→ Objective
Write out the whole listing, matching it exactly.

→ Listed records

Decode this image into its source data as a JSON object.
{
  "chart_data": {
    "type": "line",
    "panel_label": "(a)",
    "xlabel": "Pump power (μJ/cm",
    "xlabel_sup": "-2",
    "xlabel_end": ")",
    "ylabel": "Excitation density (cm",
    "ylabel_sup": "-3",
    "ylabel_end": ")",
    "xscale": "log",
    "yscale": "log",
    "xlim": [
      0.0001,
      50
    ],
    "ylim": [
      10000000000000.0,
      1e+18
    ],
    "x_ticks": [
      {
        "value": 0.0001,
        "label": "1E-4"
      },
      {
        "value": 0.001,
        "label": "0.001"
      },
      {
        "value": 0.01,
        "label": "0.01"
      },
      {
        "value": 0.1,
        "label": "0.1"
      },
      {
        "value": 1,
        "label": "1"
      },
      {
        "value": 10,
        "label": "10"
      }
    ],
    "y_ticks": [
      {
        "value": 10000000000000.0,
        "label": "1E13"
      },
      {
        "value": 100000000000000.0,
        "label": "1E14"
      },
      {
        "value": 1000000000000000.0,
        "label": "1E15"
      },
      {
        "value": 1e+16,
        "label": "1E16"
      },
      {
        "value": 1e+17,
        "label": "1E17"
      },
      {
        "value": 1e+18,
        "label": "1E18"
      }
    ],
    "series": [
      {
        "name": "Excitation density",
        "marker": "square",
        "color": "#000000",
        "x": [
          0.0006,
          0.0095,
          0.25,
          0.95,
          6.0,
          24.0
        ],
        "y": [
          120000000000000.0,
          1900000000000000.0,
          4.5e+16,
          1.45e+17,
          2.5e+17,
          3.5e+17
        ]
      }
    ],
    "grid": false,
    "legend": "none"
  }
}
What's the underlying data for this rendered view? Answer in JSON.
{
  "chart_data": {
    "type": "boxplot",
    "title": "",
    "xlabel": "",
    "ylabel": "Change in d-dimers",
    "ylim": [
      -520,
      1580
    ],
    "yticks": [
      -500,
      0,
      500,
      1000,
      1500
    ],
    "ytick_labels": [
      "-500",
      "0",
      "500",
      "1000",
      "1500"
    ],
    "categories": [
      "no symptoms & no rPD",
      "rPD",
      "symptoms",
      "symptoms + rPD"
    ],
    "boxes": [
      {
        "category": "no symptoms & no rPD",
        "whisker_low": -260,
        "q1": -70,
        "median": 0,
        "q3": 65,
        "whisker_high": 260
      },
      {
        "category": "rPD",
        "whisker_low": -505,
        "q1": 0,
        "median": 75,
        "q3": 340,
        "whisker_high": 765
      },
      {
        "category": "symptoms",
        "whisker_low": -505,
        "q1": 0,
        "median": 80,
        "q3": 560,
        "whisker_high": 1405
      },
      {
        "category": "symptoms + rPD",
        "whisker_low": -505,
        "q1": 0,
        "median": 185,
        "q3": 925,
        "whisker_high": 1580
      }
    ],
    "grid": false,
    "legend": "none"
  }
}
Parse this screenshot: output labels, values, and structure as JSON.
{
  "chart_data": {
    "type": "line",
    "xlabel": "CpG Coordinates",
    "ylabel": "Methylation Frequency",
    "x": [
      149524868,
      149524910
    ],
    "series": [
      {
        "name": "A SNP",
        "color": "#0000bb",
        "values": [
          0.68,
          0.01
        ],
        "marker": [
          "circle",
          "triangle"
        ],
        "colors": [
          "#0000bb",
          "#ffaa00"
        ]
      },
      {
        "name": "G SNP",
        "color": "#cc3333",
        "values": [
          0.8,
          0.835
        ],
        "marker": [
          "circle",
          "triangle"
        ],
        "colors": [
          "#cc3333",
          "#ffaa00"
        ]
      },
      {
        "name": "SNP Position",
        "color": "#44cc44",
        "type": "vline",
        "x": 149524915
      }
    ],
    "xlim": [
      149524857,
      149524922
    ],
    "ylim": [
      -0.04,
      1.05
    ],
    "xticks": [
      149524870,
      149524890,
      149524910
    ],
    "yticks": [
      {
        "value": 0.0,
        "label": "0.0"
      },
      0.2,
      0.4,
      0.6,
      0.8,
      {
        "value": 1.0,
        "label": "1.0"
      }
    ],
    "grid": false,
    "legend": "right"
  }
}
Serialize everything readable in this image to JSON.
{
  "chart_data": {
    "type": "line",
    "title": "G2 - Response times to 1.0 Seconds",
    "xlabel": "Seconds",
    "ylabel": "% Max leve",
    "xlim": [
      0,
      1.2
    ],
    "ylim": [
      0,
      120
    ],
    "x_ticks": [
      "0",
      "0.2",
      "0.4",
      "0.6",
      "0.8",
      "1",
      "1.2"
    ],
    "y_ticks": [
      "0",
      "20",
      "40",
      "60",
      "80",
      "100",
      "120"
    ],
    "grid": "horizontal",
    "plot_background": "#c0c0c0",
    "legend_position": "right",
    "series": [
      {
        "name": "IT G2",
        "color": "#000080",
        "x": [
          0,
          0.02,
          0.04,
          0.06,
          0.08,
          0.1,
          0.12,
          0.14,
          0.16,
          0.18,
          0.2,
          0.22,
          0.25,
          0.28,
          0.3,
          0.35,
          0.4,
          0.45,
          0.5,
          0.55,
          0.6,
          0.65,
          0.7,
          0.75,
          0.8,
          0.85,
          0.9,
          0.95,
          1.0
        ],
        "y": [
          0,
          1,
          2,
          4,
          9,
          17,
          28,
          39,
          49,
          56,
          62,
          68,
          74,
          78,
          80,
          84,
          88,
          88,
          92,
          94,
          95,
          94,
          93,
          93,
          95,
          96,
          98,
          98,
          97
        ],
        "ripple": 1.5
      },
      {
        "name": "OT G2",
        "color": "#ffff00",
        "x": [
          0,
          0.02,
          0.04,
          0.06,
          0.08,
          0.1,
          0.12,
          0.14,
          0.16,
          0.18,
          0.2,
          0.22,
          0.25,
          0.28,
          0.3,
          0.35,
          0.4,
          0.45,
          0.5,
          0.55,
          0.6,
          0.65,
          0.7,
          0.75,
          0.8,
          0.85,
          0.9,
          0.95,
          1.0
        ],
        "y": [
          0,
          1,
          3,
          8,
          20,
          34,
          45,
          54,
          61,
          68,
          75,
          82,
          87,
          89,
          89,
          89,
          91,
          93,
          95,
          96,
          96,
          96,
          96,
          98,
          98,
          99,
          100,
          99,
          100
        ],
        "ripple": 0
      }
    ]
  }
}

→ Worked answer
Decode this image into its source data as a JSON object.
{
  "chart_data": {
    "type": "line",
    "panel_label": "(a)",
    "xlabel": "Pump power (μJ/cm",
    "xlabel_sup": "-2",
    "xlabel_end": ")",
    "ylabel": "Excitation density (cm",
    "ylabel_sup": "-3",
    "ylabel_end": ")",
    "xscale": "log",
    "yscale": "log",
    "xlim": [
      0.0001,
      50
    ],
    "ylim": [
      10000000000000.0,
      1e+18
    ],
    "x_ticks": [
      {
        "value": 0.0001,
        "label": "1E-4"
      },
      {
        "value": 0.001,
        "label": "0.001"
      },
      {
        "value": 0.01,
        "label": "0.01"
      },
      {
        "value": 0.1,
        "label": "0.1"
      },
      {
        "value": 1,
        "label": "1"
      },
      {
        "value": 10,
        "label": "10"
      }
    ],
    "y_ticks": [
      {
        "value": 10000000000000.0,
        "label": "1E13"
      },
      {
        "value": 100000000000000.0,
        "label": "1E14"
      },
      {
        "value": 1000000000000000.0,
        "label": "1E15"
      },
      {
        "value": 1e+16,
        "label": "1E16"
      },
      {
        "value": 1e+17,
        "label": "1E17"
      },
      {
        "value": 1e+18,
        "label": "1E18"
      }
    ],
    "series": [
      {
        "name": "Excitation density",
        "marker": "square",
        "color": "#000000",
        "x": [
          0.0006,
          0.0095,
          0.25,
          0.95,
          6.0,
          24.0
        ],
        "y": [
          120000000000000.0,
          1900000000000000.0,
          4.5e+16,
          1.45e+17,
          2.5e+17,
          3.5e+17
        ]
      }
    ],
    "grid": false,
    "legend": "none"
  }
}
What's the underlying data for this rendered view? Answer in JSON.
{
  "chart_data": {
    "type": "boxplot",
    "title": "",
    "xlabel": "",
    "ylabel": "Change in d-dimers",
    "ylim": [
      -520,
      1580
    ],
    "yticks": [
      -500,
      0,
      500,
      1000,
      1500
    ],
    "ytick_labels": [
      "-500",
      "0",
      "500",
      "1000",
      "1500"
    ],
    "categories": [
      "no symptoms & no rPD",
      "rPD",
      "symptoms",
      "symptoms + rPD"
    ],
    "boxes": [
      {
        "category": "no symptoms & no rPD",
        "whisker_low": -260,
        "q1": -70,
        "median": 0,
        "q3": 65,
        "whisker_high": 260
      },
      {
        "category": "rPD",
        "whisker_low": -505,
        "q1": 0,
        "median": 75,
        "q3": 340,
        "whisker_high": 765
      },
      {
        "category": "symptoms",
        "whisker_low": -505,
        "q1": 0,
        "median": 80,
        "q3": 560,
        "whisker_high": 1405
      },
      {
        "category": "symptoms + rPD",
        "whisker_low": -505,
        "q1": 0,
        "median": 185,
        "q3": 925,
        "whisker_high": 1580
      }
    ],
    "grid": false,
    "legend": "none"
  }
}
Parse this screenshot: output labels, values, and structure as JSON.
{
  "chart_data": {
    "type": "line",
    "xlabel": "CpG Coordinates",
    "ylabel": "Methylation Frequency",
    "x": [
      149524868,
      149524910
    ],
    "series": [
      {
        "name": "A SNP",
        "color": "#0000bb",
        "values": [
          0.68,
          0.01
        ],
        "marker": [
          "circle",
          "triangle"
        ],
        "colors": [
          "#0000bb",
          "#ffaa00"
        ]
      },
      {
        "name": "G SNP",
        "color": "#cc3333",
        "values": [
          0.8,
          0.835
        ],
        "marker": [
          "circle",
          "triangle"
        ],
        "colors": [
          "#cc3333",
          "#ffaa00"
        ]
      },
      {
        "name": "SNP Position",
        "color": "#44cc44",
        "type": "vline",
        "x": 149524915
      }
    ],
    "xlim": [
      149524857,
      149524922
    ],
    "ylim": [
      -0.04,
      1.05
    ],
    "xticks": [
      149524870,
      149524890,
      149524910
    ],
    "yticks": [
      {
        "value": 0.0,
        "label": "0.0"
      },
      0.2,
      0.4,
      0.6,
      0.8,
      {
        "value": 1.0,
        "label": "1.0"
      }
    ],
    "grid": false,
    "legend": "right"
  }
}
Serialize everything readable in this image to JSON.
{
  "chart_data": {
    "type": "line",
    "title": "G2 - Response times to 1.0 Seconds",
    "xlabel": "Seconds",
    "ylabel": "% Max leve",
    "xlim": [
      0,
      1.2
    ],
    "ylim": [
      0,
      120
    ],
    "x_ticks": [
      "0",
      "0.2",
      "0.4",
      "0.6",
      "0.8",
      "1",
      "1.2"
    ],
    "y_ticks": [
      "0",
      "20",
      "40",
      "60",
      "80",
      "100",
      "120"
    ],
    "grid": "horizontal",
    "plot_background": "#c0c0c0",
    "legend_position": "right",
    "series": [
      {
        "name": "IT G2",
        "color": "#000080",
        "x": [
          0,
          0.02,
          0.04,
          0.06,
          0.08,
          0.1,
          0.12,
          0.14,
          0.16,
          0.18,
          0.2,
          0.22,
          0.25,
          0.28,
          0.3,
          0.35,
          0.4,
          0.45,
          0.5,
          0.55,
          0.6,
          0.65,
          0.7,
          0.75,
          0.8,
          0.85,
          0.9,
          0.95,
          1.0
        ],
        "y": [
          0,
          1,
          2,
          4,
          9,
          17,
          28,
          39,
          49,
          56,
          62,
          68,
          74,
          78,
          80,
          84,
          88,
          88,
          92,
          94,
          95,
          94,
          93,
          93,
          95,
          96,
          98,
          98,
          97
        ],
        "ripple": 1.5
      },
      {
        "name": "OT G2",
        "color": "#ffff00",
        "x": [
          0,
          0.02,
          0.04,
          0.06,
          0.08,
          0.1,
          0.12,
          0.14,
          0.16,
          0.18,
          0.2,
          0.22,
          0.25,
          0.28,
          0.3,
          0.35,
          0.4,
          0.45,
          0.5,
          0.55,
          0.6,
          0.65,
          0.7,
          0.75,
          0.8,
          0.85,
          0.9,
          0.95,
          1.0
        ],
        "y": [
          0,
          1,
          3,
          8,
          20,
          34,
          45,
          54,
          61,
          68,
          75,
          82,
          87,
          89,
          89,
          89,
          91,
          93,
          95,
          96,
          96,
          96,
          96,
          98,
          98,
          99,
          100,
          99,
          100
        ],
        "ripple": 0
      }
    ]
  }
}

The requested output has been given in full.